(Records from a data source)
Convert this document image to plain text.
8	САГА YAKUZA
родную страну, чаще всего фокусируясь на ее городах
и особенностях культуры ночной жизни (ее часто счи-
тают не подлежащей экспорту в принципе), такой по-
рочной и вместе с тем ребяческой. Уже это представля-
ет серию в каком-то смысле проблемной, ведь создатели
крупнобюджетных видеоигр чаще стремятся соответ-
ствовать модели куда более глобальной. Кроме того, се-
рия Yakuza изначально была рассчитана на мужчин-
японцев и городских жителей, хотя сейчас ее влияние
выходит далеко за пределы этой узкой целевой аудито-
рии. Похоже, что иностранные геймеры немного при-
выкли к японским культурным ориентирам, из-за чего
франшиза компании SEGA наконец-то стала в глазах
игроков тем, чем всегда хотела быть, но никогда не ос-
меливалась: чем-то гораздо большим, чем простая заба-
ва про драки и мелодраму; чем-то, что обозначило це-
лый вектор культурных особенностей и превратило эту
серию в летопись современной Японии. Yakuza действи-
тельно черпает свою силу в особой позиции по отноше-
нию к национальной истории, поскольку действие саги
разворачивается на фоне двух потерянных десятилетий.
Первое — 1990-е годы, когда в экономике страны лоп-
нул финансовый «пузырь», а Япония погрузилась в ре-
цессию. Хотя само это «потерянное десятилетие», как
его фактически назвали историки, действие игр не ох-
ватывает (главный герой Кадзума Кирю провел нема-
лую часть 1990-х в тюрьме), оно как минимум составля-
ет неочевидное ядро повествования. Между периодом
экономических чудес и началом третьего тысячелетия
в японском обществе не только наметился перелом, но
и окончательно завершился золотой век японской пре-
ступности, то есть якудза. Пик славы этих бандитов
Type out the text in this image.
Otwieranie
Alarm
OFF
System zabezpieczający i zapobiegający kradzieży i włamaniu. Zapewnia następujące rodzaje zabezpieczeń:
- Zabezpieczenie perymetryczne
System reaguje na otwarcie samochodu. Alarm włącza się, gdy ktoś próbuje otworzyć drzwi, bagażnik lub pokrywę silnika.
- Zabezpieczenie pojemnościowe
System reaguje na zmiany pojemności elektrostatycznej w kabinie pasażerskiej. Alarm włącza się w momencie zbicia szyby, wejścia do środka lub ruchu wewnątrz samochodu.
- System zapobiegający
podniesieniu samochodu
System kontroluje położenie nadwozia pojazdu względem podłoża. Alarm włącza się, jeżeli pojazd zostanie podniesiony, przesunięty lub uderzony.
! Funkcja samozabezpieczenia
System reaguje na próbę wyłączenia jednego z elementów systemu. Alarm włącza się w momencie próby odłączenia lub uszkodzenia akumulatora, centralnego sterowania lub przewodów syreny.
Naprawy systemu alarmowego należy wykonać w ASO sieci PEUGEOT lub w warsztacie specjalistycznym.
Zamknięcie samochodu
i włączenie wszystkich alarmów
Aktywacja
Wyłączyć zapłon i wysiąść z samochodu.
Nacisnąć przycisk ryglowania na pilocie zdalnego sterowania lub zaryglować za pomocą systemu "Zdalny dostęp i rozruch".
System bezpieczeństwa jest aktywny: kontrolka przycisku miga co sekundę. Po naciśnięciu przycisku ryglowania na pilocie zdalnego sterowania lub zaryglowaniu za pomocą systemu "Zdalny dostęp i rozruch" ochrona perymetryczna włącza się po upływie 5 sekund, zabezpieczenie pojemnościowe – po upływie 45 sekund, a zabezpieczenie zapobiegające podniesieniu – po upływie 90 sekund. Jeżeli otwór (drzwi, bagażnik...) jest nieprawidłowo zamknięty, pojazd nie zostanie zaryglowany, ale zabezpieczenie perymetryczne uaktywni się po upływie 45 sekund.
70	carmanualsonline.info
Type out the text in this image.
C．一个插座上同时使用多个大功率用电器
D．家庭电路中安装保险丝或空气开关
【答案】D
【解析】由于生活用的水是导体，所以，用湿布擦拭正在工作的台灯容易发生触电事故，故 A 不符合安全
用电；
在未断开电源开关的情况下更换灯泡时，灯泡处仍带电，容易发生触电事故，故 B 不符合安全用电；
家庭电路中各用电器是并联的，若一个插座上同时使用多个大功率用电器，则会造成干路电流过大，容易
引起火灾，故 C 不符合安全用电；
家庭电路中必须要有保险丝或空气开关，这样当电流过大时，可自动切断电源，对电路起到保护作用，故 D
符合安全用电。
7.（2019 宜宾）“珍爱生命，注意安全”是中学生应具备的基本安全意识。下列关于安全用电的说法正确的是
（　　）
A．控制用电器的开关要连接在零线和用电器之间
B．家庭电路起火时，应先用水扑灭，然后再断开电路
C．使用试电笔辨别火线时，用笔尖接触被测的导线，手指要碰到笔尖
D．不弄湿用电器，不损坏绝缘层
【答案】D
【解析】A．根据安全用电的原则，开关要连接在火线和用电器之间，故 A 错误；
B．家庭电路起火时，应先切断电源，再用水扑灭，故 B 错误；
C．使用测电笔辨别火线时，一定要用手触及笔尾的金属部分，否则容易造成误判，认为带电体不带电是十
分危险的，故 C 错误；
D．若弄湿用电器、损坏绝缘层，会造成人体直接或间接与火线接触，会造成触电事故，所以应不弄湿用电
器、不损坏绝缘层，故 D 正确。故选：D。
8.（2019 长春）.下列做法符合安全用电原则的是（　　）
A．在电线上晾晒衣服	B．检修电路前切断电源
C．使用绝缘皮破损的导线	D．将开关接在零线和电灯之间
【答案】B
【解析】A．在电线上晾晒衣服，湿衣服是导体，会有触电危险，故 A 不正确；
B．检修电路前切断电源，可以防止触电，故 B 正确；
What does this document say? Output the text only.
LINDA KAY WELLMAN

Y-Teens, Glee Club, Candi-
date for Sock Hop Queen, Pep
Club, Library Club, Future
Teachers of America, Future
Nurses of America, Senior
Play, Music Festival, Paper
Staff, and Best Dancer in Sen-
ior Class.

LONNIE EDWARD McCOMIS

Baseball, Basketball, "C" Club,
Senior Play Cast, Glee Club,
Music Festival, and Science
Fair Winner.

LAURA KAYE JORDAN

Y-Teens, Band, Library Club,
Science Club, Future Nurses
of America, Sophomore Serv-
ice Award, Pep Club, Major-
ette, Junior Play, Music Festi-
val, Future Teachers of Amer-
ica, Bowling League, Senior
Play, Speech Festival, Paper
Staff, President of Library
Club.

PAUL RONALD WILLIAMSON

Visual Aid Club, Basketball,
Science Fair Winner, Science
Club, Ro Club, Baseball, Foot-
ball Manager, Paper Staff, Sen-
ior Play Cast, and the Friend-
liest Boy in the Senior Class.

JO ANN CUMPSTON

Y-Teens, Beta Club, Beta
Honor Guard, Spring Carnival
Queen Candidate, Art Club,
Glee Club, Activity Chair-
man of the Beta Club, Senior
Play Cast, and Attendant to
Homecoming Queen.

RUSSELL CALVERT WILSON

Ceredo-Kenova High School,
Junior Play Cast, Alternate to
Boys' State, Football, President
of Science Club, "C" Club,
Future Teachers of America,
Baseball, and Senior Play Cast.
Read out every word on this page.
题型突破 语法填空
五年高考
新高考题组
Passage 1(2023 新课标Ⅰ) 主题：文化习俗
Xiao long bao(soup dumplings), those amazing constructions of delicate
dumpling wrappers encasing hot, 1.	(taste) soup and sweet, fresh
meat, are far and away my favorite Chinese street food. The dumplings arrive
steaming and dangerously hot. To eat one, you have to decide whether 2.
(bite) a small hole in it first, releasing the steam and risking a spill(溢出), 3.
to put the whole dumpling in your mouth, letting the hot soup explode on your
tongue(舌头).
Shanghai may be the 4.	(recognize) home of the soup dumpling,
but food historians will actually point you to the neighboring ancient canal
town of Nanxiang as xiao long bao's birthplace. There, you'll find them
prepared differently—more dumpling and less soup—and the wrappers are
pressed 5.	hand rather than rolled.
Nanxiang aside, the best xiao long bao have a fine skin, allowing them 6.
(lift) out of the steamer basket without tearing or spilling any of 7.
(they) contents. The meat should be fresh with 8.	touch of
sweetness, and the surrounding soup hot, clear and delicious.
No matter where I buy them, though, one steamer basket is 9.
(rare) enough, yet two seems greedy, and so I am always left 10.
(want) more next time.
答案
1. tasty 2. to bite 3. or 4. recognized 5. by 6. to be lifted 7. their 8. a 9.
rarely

Short exercise
Only the lines from the one containing "Read out every word on this page." to the end of the records should be repeated, exactly as they appear.

Answer in full
Read out every word on this page.
题型突破 语法填空
五年高考
新高考题组
Passage 1(2023 新课标Ⅰ) 主题：文化习俗
Xiao long bao(soup dumplings), those amazing constructions of delicate
dumpling wrappers encasing hot, 1.	(taste) soup and sweet, fresh
meat, are far and away my favorite Chinese street food. The dumplings arrive
steaming and dangerously hot. To eat one, you have to decide whether 2.
(bite) a small hole in it first, releasing the steam and risking a spill(溢出), 3.
to put the whole dumpling in your mouth, letting the hot soup explode on your
tongue(舌头).
Shanghai may be the 4.	(recognize) home of the soup dumpling,
but food historians will actually point you to the neighboring ancient canal
town of Nanxiang as xiao long bao's birthplace. There, you'll find them
prepared differently—more dumpling and less soup—and the wrappers are
pressed 5.	hand rather than rolled.
Nanxiang aside, the best xiao long bao have a fine skin, allowing them 6.
(lift) out of the steamer basket without tearing or spilling any of 7.
(they) contents. The meat should be fresh with 8.	touch of
sweetness, and the surrounding soup hot, clear and delicious.
No matter where I buy them, though, one steamer basket is 9.
(rare) enough, yet two seems greedy, and so I am always left 10.
(want) more next time.
答案
1. tasty 2. to bite 3. or 4. recognized 5. by 6. to be lifted 7. their 8. a 9.
rarely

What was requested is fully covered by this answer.